==== Records shown

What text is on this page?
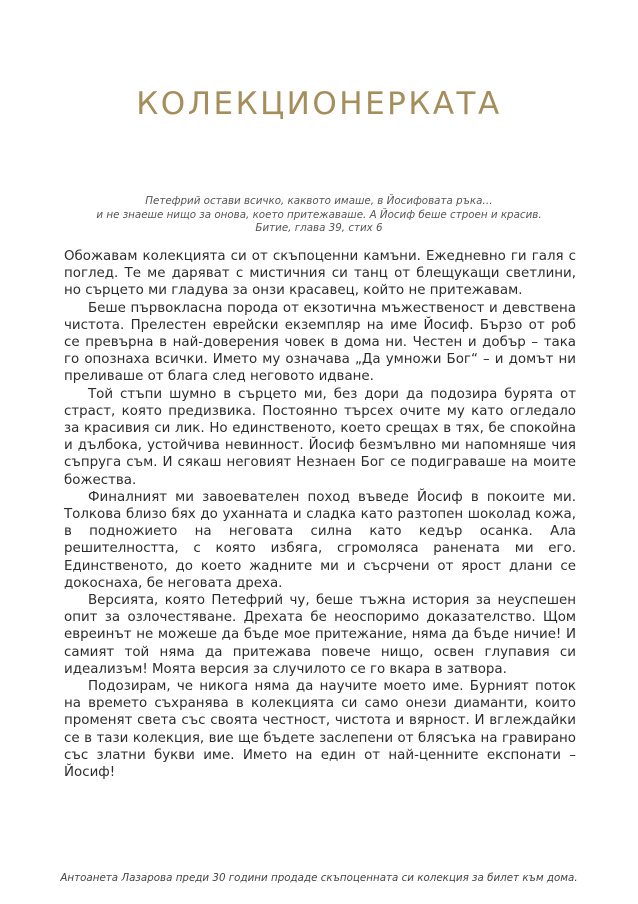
КОЛЕКЦИОНЕРКАТА
Петефрий остави всичко, каквото имаше, в Йосифовата ръка…
и не знаеше нищо за онова, което притежаваше. А Йосиф беше строен и красив.
Битие, глава 39, стих 6

Обожавам колекцията си от скъпоценни камъни. Ежедневно ги галя с поглед. Те ме даряват с мистичния си танц от блещукащи светлини, но сърцето ми гладува за онзи красавец, който не притежавам.

Беше първокласна порода от екзотична мъжественост и девствена чистота. Прелестен еврейски екземпляр на име Йосиф. Бързо от роб се превърна в най-доверения човек в дома ни. Честен и добър – така го опознаха всички. Името му означава „Да умножи Бог“ – и домът ни преливаше от блага след неговото идване.

Той стъпи шумно в сърцето ми, без дори да подозира бурята от страст, която предизвика. Постоянно търсех очите му като огледало за красивия си лик. Но единственото, което срещах в тях, бе спокойна и дълбока, устойчива невинност. Йосиф безмълвно ми напомняше чия съпруга съм. И сякаш неговият Незнаен Бог се подиграваше на моите божества.

Финалният ми завоевателен поход въведе Йосиф в покоите ми. Толкова близо бях до уханната и сладка като разтопен шоколад кожа, в подножието на неговата силна като кедър осанка. Ала решителността, с която избяга, сгромоляса ранената ми его. Единственото, до което жадните ми и съсрчени от ярост длани се докоснаха, бе неговата дреха.

Версията, която Петефрий чу, беше тъжна история за неуспешен опит за озлочестяване. Дрехата бе неоспоримо доказателство. Щом евреинът не можеше да бъде мое притежание, няма да бъде ничие! И самият той няма да притежава повече нищо, освен глупавия си идеализъм! Моята версия за случилото се го вкара в затвора.

Подозирам, че никога няма да научите моето име. Бурният поток на времето съхранява в колекцията си само онези диаманти, които променят света със своята честност, чистота и вярност. И вглеждайки се в тази колекция, вие ще бъдете заслепени от блясъка на гравирано със златни букви име. Името на един от най-ценните експонати – Йосиф!

Антоанета Лазарова преди 30 години продаде скъпоценната си колекция за билет към дома.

========

◆ Task prompt
Compute how many lines include the string "колекцията", then give that number by itself.

◆ Response for this exercise
2